Required task: Each line that holds the word "numerator" counts once; give the total number of such lines and nothing else.

[Data records]
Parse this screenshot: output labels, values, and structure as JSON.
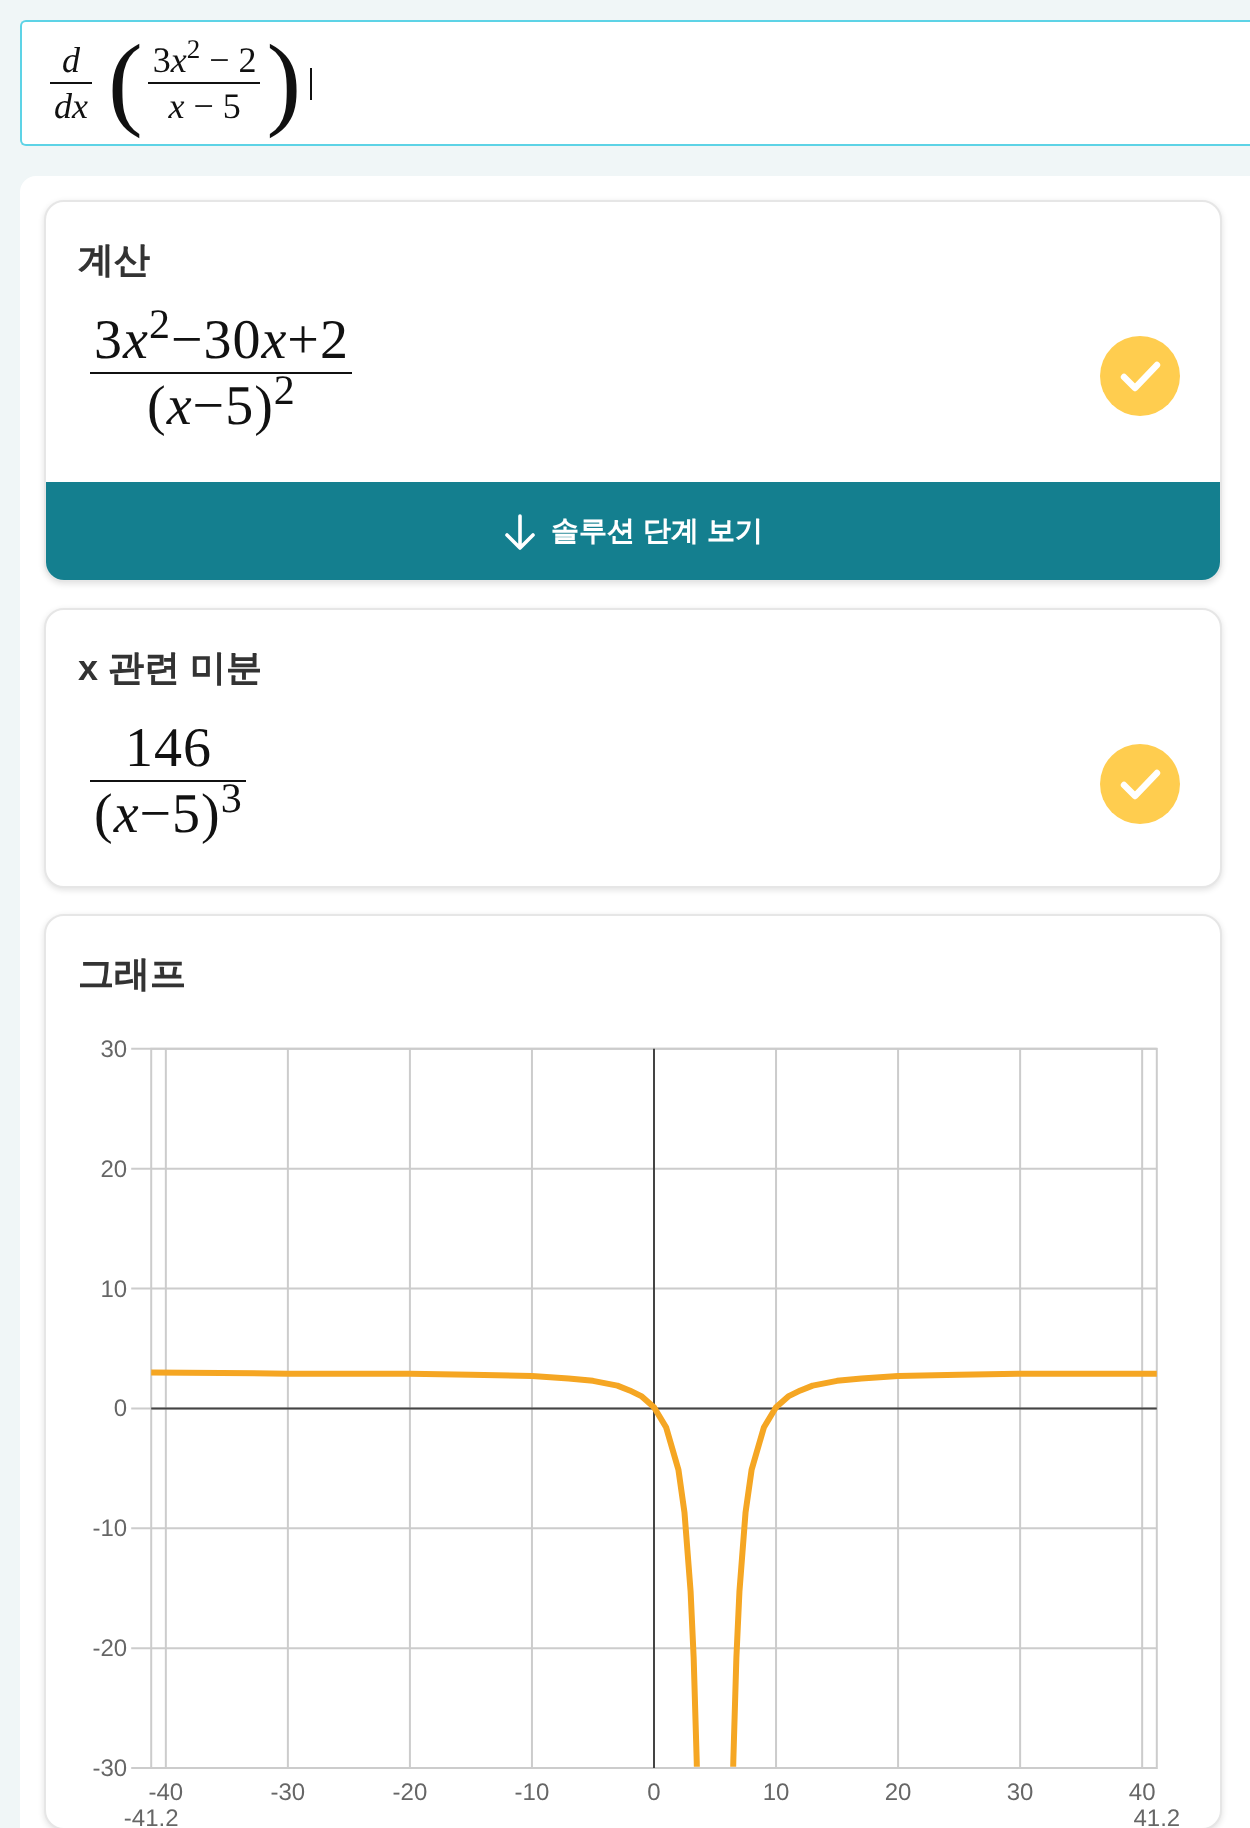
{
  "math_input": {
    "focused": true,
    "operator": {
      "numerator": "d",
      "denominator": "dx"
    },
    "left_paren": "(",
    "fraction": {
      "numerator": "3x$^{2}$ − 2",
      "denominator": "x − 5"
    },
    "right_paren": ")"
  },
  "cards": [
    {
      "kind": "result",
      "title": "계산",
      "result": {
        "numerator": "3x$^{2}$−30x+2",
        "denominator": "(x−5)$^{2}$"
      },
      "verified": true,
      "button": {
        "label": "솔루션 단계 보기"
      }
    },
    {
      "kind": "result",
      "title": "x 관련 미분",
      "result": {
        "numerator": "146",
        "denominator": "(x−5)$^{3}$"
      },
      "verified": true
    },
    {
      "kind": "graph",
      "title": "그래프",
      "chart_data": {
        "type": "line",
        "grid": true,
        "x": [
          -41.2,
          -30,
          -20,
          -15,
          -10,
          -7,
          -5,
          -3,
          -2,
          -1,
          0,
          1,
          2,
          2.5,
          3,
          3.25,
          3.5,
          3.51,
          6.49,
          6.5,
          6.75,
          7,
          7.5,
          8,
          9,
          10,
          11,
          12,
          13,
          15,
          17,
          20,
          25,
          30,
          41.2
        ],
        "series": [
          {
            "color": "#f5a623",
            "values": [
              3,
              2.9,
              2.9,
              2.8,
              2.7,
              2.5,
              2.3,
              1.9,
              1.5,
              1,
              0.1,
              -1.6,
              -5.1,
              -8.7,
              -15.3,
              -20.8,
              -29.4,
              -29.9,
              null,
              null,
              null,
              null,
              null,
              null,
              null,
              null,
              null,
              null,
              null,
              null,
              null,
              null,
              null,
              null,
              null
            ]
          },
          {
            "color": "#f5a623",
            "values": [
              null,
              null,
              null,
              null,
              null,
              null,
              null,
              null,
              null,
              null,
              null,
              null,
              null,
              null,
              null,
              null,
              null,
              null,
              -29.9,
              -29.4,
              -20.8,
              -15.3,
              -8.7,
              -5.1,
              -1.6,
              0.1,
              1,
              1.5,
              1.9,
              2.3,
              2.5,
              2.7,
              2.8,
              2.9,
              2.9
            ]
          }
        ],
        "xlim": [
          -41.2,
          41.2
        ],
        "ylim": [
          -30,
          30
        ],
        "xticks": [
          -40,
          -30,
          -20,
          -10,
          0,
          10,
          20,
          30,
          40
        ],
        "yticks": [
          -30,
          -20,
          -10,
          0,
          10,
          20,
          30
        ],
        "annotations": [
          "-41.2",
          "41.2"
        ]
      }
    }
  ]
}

Solution for this exercise: 4